* **SET PROBLEM**:
Copy every record below word for word, leaving out the pictures.

Excerpts from a layout annotation set:
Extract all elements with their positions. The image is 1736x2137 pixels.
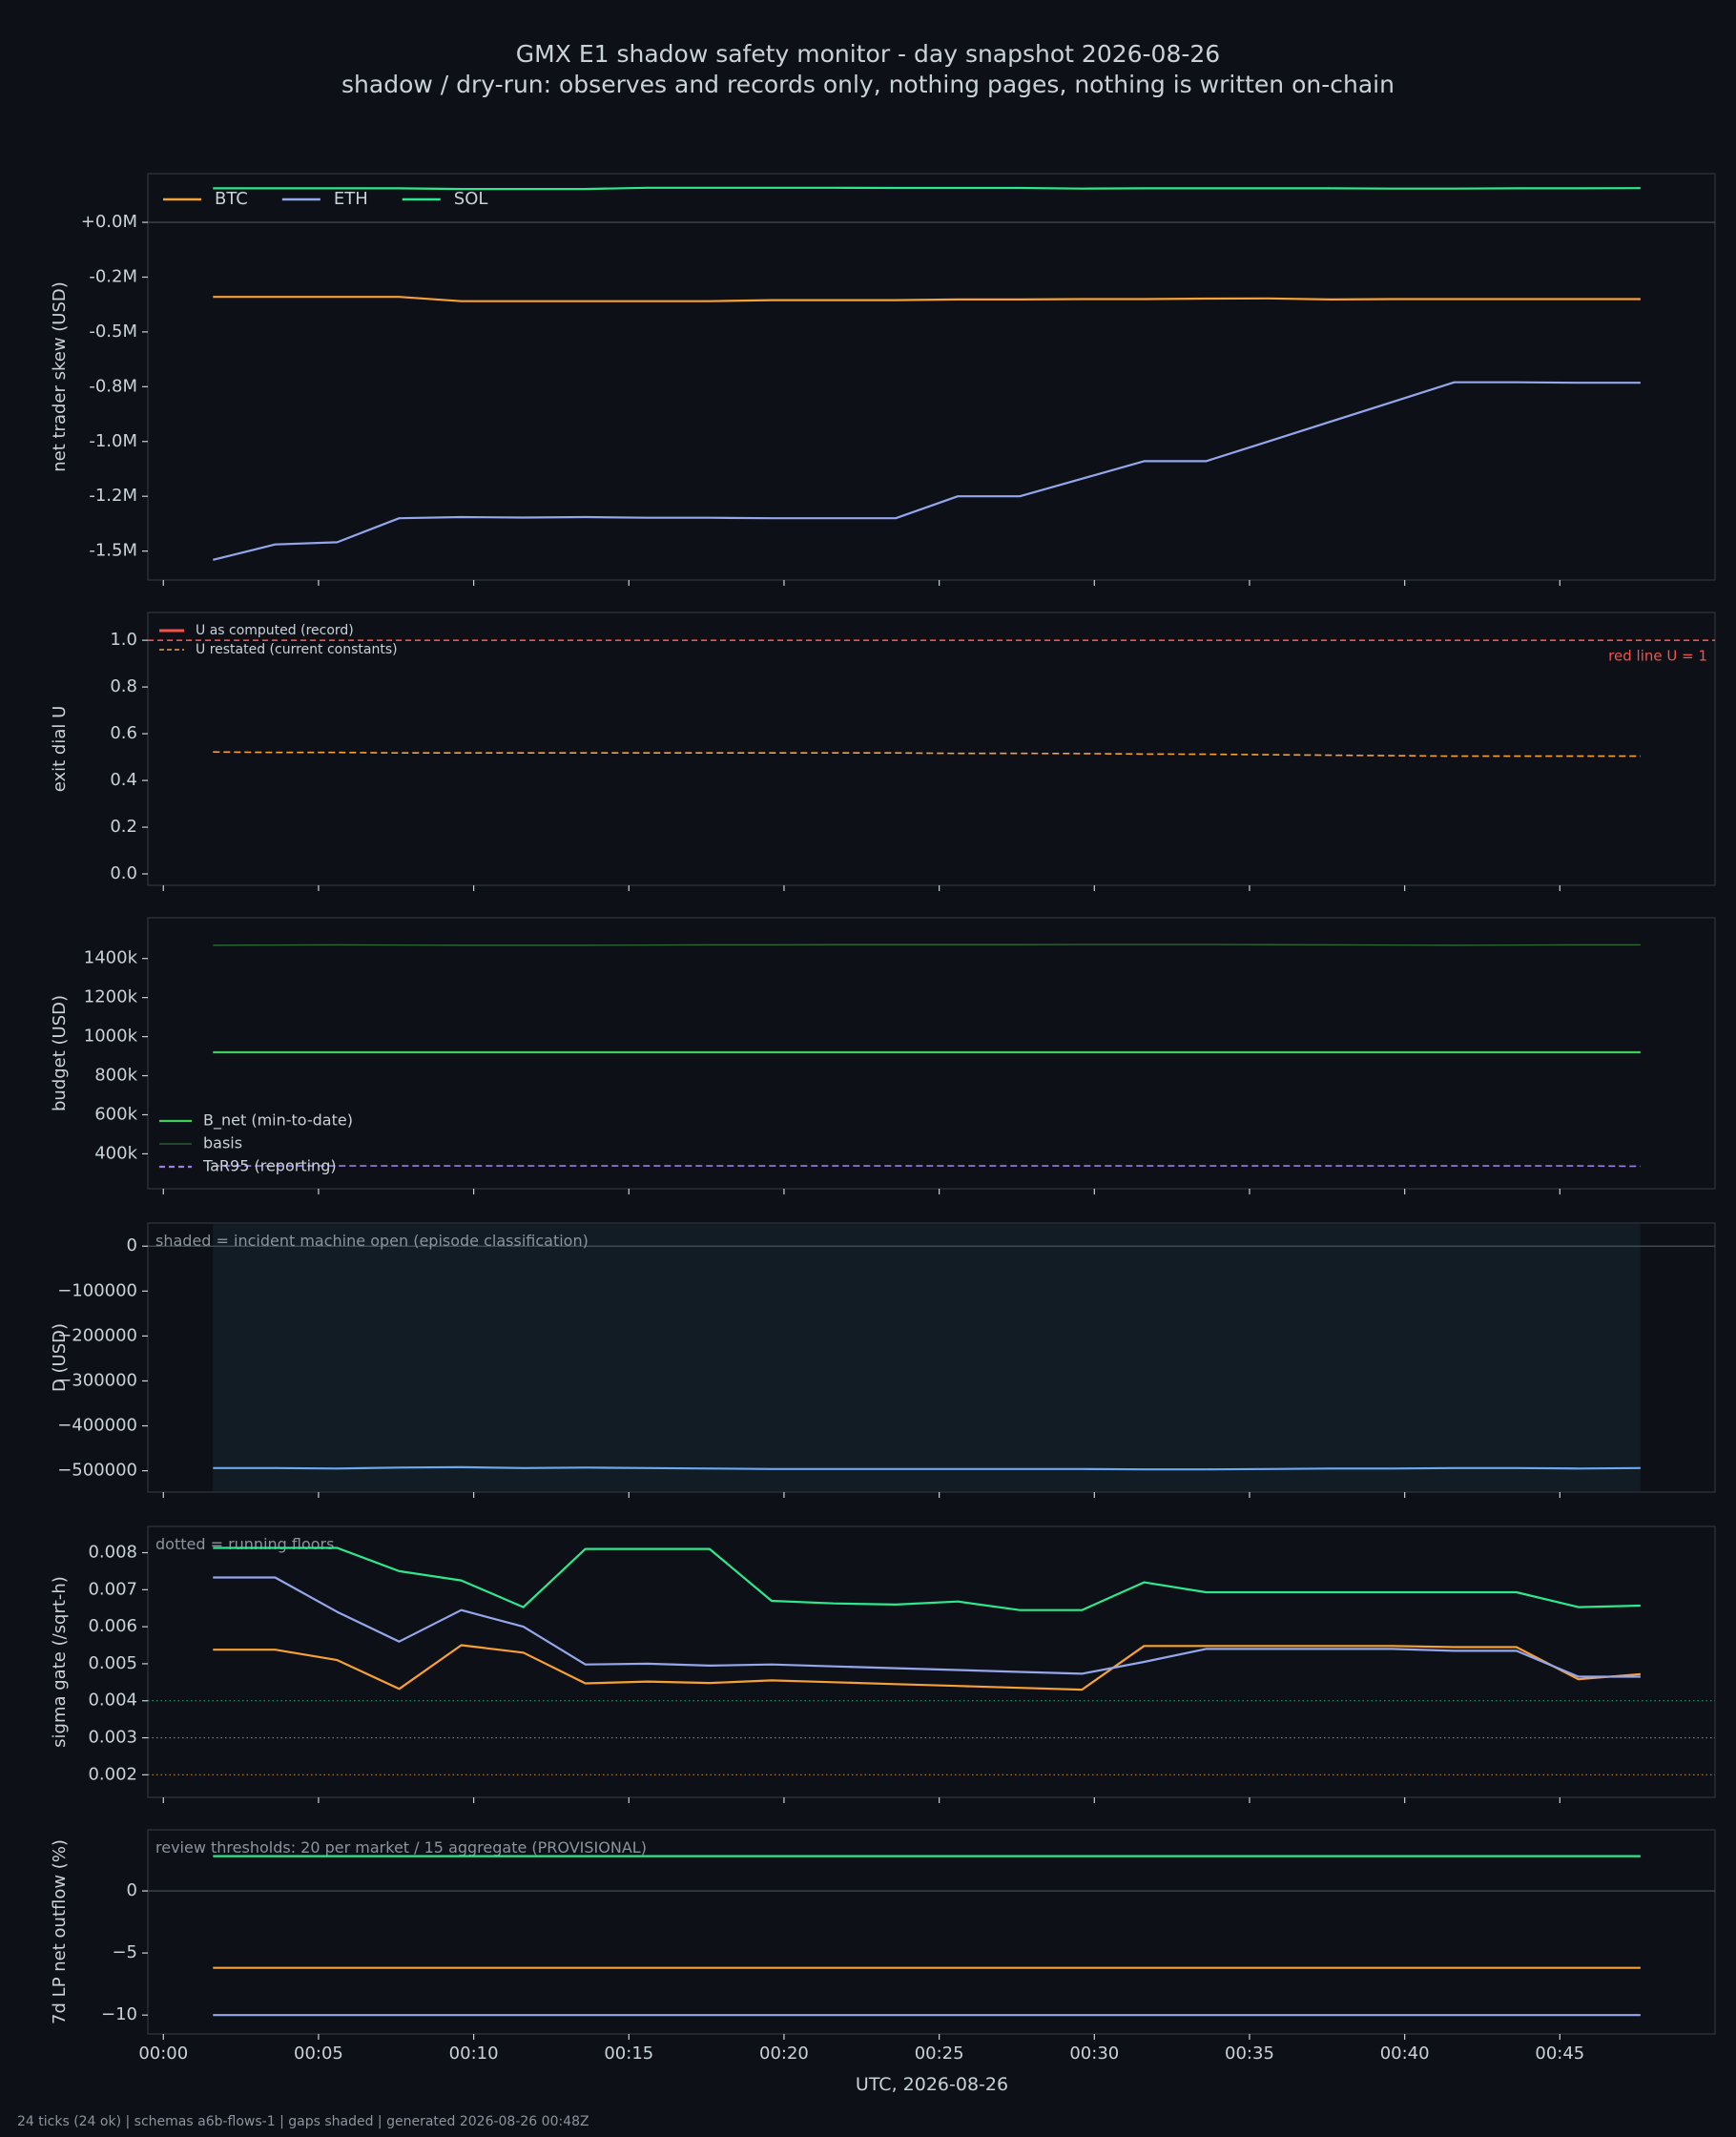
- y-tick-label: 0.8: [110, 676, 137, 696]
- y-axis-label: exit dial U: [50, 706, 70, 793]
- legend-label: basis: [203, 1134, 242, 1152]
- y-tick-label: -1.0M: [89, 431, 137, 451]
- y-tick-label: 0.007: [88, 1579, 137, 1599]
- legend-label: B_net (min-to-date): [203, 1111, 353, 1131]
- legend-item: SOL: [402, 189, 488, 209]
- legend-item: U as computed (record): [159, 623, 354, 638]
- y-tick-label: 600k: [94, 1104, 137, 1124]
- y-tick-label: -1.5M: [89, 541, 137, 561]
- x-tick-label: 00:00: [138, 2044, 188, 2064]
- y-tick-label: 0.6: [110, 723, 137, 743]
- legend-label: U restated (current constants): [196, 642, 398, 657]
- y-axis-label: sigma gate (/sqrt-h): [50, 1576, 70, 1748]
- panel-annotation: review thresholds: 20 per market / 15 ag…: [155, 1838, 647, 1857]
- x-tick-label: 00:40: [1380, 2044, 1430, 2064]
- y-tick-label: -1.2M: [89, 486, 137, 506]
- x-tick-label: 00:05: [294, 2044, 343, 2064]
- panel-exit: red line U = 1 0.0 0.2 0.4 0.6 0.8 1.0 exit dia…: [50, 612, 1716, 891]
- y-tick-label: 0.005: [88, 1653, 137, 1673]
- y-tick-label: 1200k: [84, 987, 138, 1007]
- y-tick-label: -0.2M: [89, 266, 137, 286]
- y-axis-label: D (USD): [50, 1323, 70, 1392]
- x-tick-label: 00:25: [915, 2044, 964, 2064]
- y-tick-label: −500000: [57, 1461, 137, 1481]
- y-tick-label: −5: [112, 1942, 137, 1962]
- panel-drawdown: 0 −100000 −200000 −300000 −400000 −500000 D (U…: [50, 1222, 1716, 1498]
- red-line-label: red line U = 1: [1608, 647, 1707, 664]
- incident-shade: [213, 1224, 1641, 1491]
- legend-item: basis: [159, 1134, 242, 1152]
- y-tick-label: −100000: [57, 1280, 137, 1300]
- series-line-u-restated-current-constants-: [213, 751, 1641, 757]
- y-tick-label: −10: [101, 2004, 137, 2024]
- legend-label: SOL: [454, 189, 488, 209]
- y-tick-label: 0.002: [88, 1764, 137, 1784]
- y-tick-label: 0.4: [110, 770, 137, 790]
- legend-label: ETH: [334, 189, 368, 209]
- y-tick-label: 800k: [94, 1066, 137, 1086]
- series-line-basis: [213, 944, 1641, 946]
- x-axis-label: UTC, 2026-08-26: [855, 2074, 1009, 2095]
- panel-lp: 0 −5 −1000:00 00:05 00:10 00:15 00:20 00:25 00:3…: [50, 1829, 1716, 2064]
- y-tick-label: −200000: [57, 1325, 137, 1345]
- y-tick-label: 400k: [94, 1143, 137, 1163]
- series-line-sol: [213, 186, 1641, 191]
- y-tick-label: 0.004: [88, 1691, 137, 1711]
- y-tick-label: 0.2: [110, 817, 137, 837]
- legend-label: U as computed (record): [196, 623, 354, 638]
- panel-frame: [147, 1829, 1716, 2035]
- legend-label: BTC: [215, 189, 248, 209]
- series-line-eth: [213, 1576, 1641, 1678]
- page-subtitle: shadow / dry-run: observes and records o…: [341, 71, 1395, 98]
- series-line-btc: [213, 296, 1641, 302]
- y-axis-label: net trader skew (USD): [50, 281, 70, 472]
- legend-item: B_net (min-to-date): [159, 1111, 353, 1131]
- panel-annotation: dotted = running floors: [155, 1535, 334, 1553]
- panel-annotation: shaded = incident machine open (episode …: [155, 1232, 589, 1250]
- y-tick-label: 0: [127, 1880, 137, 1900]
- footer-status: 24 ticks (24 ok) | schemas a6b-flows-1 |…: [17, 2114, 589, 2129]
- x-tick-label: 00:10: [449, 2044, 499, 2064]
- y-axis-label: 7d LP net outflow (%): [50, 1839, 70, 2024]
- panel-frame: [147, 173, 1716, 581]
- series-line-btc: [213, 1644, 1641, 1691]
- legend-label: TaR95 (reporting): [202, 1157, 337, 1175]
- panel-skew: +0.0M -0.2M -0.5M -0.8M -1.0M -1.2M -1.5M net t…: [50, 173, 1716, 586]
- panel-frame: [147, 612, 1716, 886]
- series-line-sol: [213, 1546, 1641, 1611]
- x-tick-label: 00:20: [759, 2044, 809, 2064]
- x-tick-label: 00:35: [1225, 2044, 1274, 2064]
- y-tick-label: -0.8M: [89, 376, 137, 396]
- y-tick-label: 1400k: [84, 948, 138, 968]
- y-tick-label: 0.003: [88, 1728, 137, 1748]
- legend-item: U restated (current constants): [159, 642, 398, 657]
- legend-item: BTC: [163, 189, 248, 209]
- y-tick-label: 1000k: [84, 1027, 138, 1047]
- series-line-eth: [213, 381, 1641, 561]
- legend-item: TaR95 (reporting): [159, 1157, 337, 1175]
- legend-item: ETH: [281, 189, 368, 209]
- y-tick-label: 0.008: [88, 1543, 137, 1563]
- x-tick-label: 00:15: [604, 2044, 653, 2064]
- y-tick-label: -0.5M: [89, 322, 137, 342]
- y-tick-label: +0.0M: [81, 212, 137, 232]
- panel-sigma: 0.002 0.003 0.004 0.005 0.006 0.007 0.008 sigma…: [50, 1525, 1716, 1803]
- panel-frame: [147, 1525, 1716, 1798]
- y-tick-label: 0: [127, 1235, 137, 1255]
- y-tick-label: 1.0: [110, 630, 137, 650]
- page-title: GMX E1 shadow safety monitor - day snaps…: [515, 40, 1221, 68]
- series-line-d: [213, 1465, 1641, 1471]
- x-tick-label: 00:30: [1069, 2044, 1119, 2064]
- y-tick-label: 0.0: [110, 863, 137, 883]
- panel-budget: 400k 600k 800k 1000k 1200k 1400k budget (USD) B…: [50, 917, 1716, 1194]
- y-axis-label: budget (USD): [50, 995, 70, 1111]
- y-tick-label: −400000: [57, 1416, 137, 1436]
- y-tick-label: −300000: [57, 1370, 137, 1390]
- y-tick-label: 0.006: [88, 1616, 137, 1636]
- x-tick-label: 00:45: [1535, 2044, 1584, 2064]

* **SOLVED EXERCISE**:
Extract all elements with their positions. The image is 1736x2137 pixels.
- y-tick-label: 0.8: [110, 676, 137, 696]
- y-axis-label: exit dial U: [50, 706, 70, 793]
- legend-label: basis: [203, 1134, 242, 1152]
- y-tick-label: -1.0M: [89, 431, 137, 451]
- y-tick-label: 0.007: [88, 1579, 137, 1599]
- legend-label: B_net (min-to-date): [203, 1111, 353, 1131]
- legend-item: SOL: [402, 189, 488, 209]
- legend-item: U as computed (record): [159, 623, 354, 638]
- y-tick-label: 600k: [94, 1104, 137, 1124]
- y-tick-label: -1.5M: [89, 541, 137, 561]
- x-tick-label: 00:00: [138, 2044, 188, 2064]
- y-tick-label: 0.6: [110, 723, 137, 743]
- legend-label: U restated (current constants): [196, 642, 398, 657]
- y-axis-label: sigma gate (/sqrt-h): [50, 1576, 70, 1748]
- panel-annotation: review thresholds: 20 per market / 15 ag…: [155, 1838, 647, 1857]
- x-tick-label: 00:40: [1380, 2044, 1430, 2064]
- y-tick-label: -1.2M: [89, 486, 137, 506]
- x-tick-label: 00:05: [294, 2044, 343, 2064]
- panel-exit: red line U = 1 0.0 0.2 0.4 0.6 0.8 1.0 exit dia…: [50, 612, 1716, 891]
- y-tick-label: 0.005: [88, 1653, 137, 1673]
- y-tick-label: 1200k: [84, 987, 138, 1007]
- y-tick-label: -0.2M: [89, 266, 137, 286]
- y-axis-label: D (USD): [50, 1323, 70, 1392]
- x-tick-label: 00:25: [915, 2044, 964, 2064]
- y-tick-label: −500000: [57, 1461, 137, 1481]
- y-tick-label: −5: [112, 1942, 137, 1962]
- panel-drawdown: 0 −100000 −200000 −300000 −400000 −500000 D (U…: [50, 1222, 1716, 1498]
- red-line-label: red line U = 1: [1608, 647, 1707, 664]
- incident-shade: [213, 1224, 1641, 1491]
- legend-item: basis: [159, 1134, 242, 1152]
- y-tick-label: −100000: [57, 1280, 137, 1300]
- series-line-u-restated-current-constants-: [213, 751, 1641, 757]
- y-tick-label: −10: [101, 2004, 137, 2024]
- legend-label: SOL: [454, 189, 488, 209]
- y-tick-label: 0.002: [88, 1764, 137, 1784]
- y-tick-label: 0.4: [110, 770, 137, 790]
- legend-label: ETH: [334, 189, 368, 209]
- y-tick-label: 800k: [94, 1066, 137, 1086]
- series-line-basis: [213, 944, 1641, 946]
- x-axis-label: UTC, 2026-08-26: [855, 2074, 1009, 2095]
- panel-lp: 0 −5 −1000:00 00:05 00:10 00:15 00:20 00:25 00:3…: [50, 1829, 1716, 2064]
- y-tick-label: −200000: [57, 1325, 137, 1345]
- y-tick-label: 400k: [94, 1143, 137, 1163]
- series-line-sol: [213, 186, 1641, 191]
- y-tick-label: 0.004: [88, 1691, 137, 1711]
- y-tick-label: 0.2: [110, 817, 137, 837]
- legend-label: U as computed (record): [196, 623, 354, 638]
- panel-frame: [147, 1829, 1716, 2035]
- legend-label: BTC: [215, 189, 248, 209]
- series-line-eth: [213, 1576, 1641, 1678]
- page-subtitle: shadow / dry-run: observes and records o…: [341, 71, 1395, 98]
- series-line-btc: [213, 296, 1641, 302]
- y-axis-label: net trader skew (USD): [50, 281, 70, 472]
- legend-item: B_net (min-to-date): [159, 1111, 353, 1131]
- panel-annotation: dotted = running floors: [155, 1535, 334, 1553]
- panel-annotation: shaded = incident machine open (episode …: [155, 1232, 589, 1250]
- y-tick-label: 0: [127, 1880, 137, 1900]
- footer-status: 24 ticks (24 ok) | schemas a6b-flows-1 |…: [17, 2114, 589, 2129]
- x-tick-label: 00:10: [449, 2044, 499, 2064]
- y-axis-label: 7d LP net outflow (%): [50, 1839, 70, 2024]
- panel-frame: [147, 173, 1716, 581]
- series-line-btc: [213, 1644, 1641, 1691]
- legend-label: TaR95 (reporting): [202, 1157, 337, 1175]
- panel-skew: +0.0M -0.2M -0.5M -0.8M -1.0M -1.2M -1.5M net t…: [50, 173, 1716, 586]
- panel-frame: [147, 612, 1716, 886]
- series-line-sol: [213, 1546, 1641, 1611]
- x-tick-label: 00:20: [759, 2044, 809, 2064]
- x-tick-label: 00:35: [1225, 2044, 1274, 2064]
- y-tick-label: -0.8M: [89, 376, 137, 396]
- y-tick-label: 1400k: [84, 948, 138, 968]
- y-tick-label: 0.003: [88, 1728, 137, 1748]
- legend-item: U restated (current constants): [159, 642, 398, 657]
- legend-item: BTC: [163, 189, 248, 209]
- y-tick-label: 1000k: [84, 1027, 138, 1047]
- series-line-eth: [213, 381, 1641, 561]
- legend-item: TaR95 (reporting): [159, 1157, 337, 1175]
- legend-item: ETH: [281, 189, 368, 209]
- y-tick-label: 0.008: [88, 1543, 137, 1563]
- x-tick-label: 00:15: [604, 2044, 653, 2064]
- y-tick-label: -0.5M: [89, 322, 137, 342]
- y-tick-label: +0.0M: [81, 212, 137, 232]
- panel-sigma: 0.002 0.003 0.004 0.005 0.006 0.007 0.008 sigma…: [50, 1525, 1716, 1803]
- panel-frame: [147, 1525, 1716, 1798]
- y-tick-label: 0: [127, 1235, 137, 1255]
- y-tick-label: 1.0: [110, 630, 137, 650]
- page-title: GMX E1 shadow safety monitor - day snaps…: [515, 40, 1221, 68]
- series-line-d: [213, 1465, 1641, 1471]
- x-tick-label: 00:30: [1069, 2044, 1119, 2064]
- y-tick-label: 0.0: [110, 863, 137, 883]
- panel-budget: 400k 600k 800k 1000k 1200k 1400k budget (USD) B…: [50, 917, 1716, 1194]
- y-axis-label: budget (USD): [50, 995, 70, 1111]
- y-tick-label: −400000: [57, 1416, 137, 1436]
- y-tick-label: −300000: [57, 1370, 137, 1390]
- y-tick-label: 0.006: [88, 1616, 137, 1636]
- x-tick-label: 00:45: [1535, 2044, 1584, 2064]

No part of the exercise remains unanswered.